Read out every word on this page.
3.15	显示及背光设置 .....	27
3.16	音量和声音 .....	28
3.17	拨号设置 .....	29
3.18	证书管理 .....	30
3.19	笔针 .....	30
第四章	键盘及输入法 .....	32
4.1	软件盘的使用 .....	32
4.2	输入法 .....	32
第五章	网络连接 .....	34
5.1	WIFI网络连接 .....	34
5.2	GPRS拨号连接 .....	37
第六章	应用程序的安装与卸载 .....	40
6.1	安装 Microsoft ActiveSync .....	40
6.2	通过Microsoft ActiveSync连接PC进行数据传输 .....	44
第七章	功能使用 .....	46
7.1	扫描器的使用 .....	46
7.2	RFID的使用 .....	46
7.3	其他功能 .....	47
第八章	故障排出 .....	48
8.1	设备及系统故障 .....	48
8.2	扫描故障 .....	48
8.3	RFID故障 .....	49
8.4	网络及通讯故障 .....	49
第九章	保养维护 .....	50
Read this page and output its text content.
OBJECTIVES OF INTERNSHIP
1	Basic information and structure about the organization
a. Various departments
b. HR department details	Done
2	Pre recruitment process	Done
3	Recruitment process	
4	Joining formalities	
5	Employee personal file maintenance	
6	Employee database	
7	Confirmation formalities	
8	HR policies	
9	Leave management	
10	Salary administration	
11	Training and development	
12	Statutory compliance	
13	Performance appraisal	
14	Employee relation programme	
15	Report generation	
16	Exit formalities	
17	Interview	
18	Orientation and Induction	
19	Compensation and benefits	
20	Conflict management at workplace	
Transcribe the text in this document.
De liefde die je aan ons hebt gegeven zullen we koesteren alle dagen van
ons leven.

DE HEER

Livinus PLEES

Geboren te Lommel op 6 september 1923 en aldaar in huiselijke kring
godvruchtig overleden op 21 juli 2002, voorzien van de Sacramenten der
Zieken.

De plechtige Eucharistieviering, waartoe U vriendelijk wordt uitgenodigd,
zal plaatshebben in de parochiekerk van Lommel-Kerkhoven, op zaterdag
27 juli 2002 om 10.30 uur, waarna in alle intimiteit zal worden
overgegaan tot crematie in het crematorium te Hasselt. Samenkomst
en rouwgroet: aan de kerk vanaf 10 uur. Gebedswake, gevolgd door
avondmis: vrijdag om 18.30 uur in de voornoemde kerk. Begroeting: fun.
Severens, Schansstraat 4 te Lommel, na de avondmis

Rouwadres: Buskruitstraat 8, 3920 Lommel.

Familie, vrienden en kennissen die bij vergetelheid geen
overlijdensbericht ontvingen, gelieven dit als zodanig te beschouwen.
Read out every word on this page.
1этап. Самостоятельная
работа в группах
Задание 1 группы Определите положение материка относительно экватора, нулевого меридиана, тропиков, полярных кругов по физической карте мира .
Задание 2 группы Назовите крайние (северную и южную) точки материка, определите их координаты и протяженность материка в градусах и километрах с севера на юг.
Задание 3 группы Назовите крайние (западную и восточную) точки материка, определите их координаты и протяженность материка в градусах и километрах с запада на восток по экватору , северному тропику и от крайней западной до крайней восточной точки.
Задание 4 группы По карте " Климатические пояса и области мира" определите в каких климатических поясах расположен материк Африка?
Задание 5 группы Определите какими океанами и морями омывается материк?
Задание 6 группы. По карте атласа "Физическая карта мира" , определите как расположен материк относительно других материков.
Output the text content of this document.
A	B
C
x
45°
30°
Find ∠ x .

Set task ::
Repeat each record exactly, leaving nothing out.

Answer to the problem ::
Read out every word on this page.
3.15	显示及背光设置 .....	27
3.16	音量和声音 .....	28
3.17	拨号设置 .....	29
3.18	证书管理 .....	30
3.19	笔针 .....	30
第四章	键盘及输入法 .....	32
4.1	软件盘的使用 .....	32
4.2	输入法 .....	32
第五章	网络连接 .....	34
5.1	WIFI网络连接 .....	34
5.2	GPRS拨号连接 .....	37
第六章	应用程序的安装与卸载 .....	40
6.1	安装 Microsoft ActiveSync .....	40
6.2	通过Microsoft ActiveSync连接PC进行数据传输 .....	44
第七章	功能使用 .....	46
7.1	扫描器的使用 .....	46
7.2	RFID的使用 .....	46
7.3	其他功能 .....	47
第八章	故障排出 .....	48
8.1	设备及系统故障 .....	48
8.2	扫描故障 .....	48
8.3	RFID故障 .....	49
8.4	网络及通讯故障 .....	49
第九章	保养维护 .....	50
Read this page and output its text content.
OBJECTIVES OF INTERNSHIP
1	Basic information and structure about the organization
a. Various departments
b. HR department details	Done
2	Pre recruitment process	Done
3	Recruitment process	
4	Joining formalities	
5	Employee personal file maintenance	
6	Employee database	
7	Confirmation formalities	
8	HR policies	
9	Leave management	
10	Salary administration	
11	Training and development	
12	Statutory compliance	
13	Performance appraisal	
14	Employee relation programme	
15	Report generation	
16	Exit formalities	
17	Interview	
18	Orientation and Induction	
19	Compensation and benefits	
20	Conflict management at workplace	
Transcribe the text in this document.
De liefde die je aan ons hebt gegeven zullen we koesteren alle dagen van
ons leven.

DE HEER

Livinus PLEES

Geboren te Lommel op 6 september 1923 en aldaar in huiselijke kring
godvruchtig overleden op 21 juli 2002, voorzien van de Sacramenten der
Zieken.

De plechtige Eucharistieviering, waartoe U vriendelijk wordt uitgenodigd,
zal plaatshebben in de parochiekerk van Lommel-Kerkhoven, op zaterdag
27 juli 2002 om 10.30 uur, waarna in alle intimiteit zal worden
overgegaan tot crematie in het crematorium te Hasselt. Samenkomst
en rouwgroet: aan de kerk vanaf 10 uur. Gebedswake, gevolgd door
avondmis: vrijdag om 18.30 uur in de voornoemde kerk. Begroeting: fun.
Severens, Schansstraat 4 te Lommel, na de avondmis

Rouwadres: Buskruitstraat 8, 3920 Lommel.

Familie, vrienden en kennissen die bij vergetelheid geen
overlijdensbericht ontvingen, gelieven dit als zodanig te beschouwen.
Read out every word on this page.
1этап. Самостоятельная
работа в группах
Задание 1 группы Определите положение материка относительно экватора, нулевого меридиана, тропиков, полярных кругов по физической карте мира .
Задание 2 группы Назовите крайние (северную и южную) точки материка, определите их координаты и протяженность материка в градусах и километрах с севера на юг.
Задание 3 группы Назовите крайние (западную и восточную) точки материка, определите их координаты и протяженность материка в градусах и километрах с запада на восток по экватору , северному тропику и от крайней западной до крайней восточной точки.
Задание 4 группы По карте " Климатические пояса и области мира" определите в каких климатических поясах расположен материк Африка?
Задание 5 группы Определите какими океанами и морями омывается материк?
Задание 6 группы. По карте атласа "Физическая карта мира" , определите как расположен материк относительно других материков.
Output the text content of this document.
A	B
C
x
45°
30°
Find ∠ x .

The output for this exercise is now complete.